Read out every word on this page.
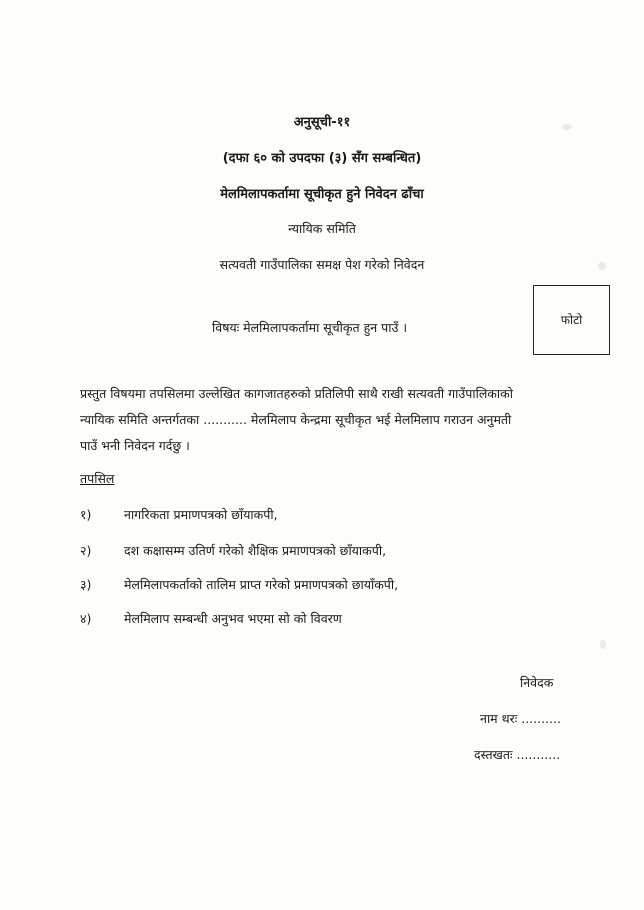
अनुसूची-११
(दफा ६० को उपदफा (३) सँग सम्बन्धित)
मेलमिलापकर्तामा सूचीकृत हुने निवेदन ढाँचा
न्यायिक समिति
सत्यवती गाउँपालिका समक्ष पेश गरेको निवेदन
फोटो
विषयः मेलमिलापकर्तामा सूचीकृत हुन पाउँ ।
प्रस्तुत विषयमा तपसिलमा उल्लेखित कागजातहरुको प्रतिलिपी साथै राखी सत्यवती गाउँपालिकाको
न्यायिक समिति अन्तर्गतका ........... मेलमिलाप केन्द्रमा सूचीकृत भई मेलमिलाप गराउन अनुमती
पाउँ भनी निवेदन गर्दछु ।
तपसिल
१)	नागरिकता प्रमाणपत्रको छाँयाकपी,
२)	दश कक्षासम्म उतिर्ण गरेको शैक्षिक प्रमाणपत्रको छाँयाकपी,
३)	मेलमिलापकर्ताको तालिम प्राप्त गरेको प्रमाणपत्रको छायाँकपी,
४)	मेलमिलाप सम्बन्धी अनुभव भएमा सो को विवरण
निवेदक
नाम थरः ..........
दस्तखतः ...........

#### [What to work on]
Copy the material above in full and exactly, skipping pictures.

#### [Solved exercise]
Read out every word on this page.
अनुसूची-११
(दफा ६० को उपदफा (३) सँग सम्बन्धित)
मेलमिलापकर्तामा सूचीकृत हुने निवेदन ढाँचा
न्यायिक समिति
सत्यवती गाउँपालिका समक्ष पेश गरेको निवेदन
फोटो
विषयः मेलमिलापकर्तामा सूचीकृत हुन पाउँ ।
प्रस्तुत विषयमा तपसिलमा उल्लेखित कागजातहरुको प्रतिलिपी साथै राखी सत्यवती गाउँपालिकाको
न्यायिक समिति अन्तर्गतका ........... मेलमिलाप केन्द्रमा सूचीकृत भई मेलमिलाप गराउन अनुमती
पाउँ भनी निवेदन गर्दछु ।
तपसिल
१)	नागरिकता प्रमाणपत्रको छाँयाकपी,
२)	दश कक्षासम्म उतिर्ण गरेको शैक्षिक प्रमाणपत्रको छाँयाकपी,
३)	मेलमिलापकर्ताको तालिम प्राप्त गरेको प्रमाणपत्रको छायाँकपी,
४)	मेलमिलाप सम्बन्धी अनुभव भएमा सो को विवरण
निवेदक
नाम थरः ..........
दस्तखतः ...........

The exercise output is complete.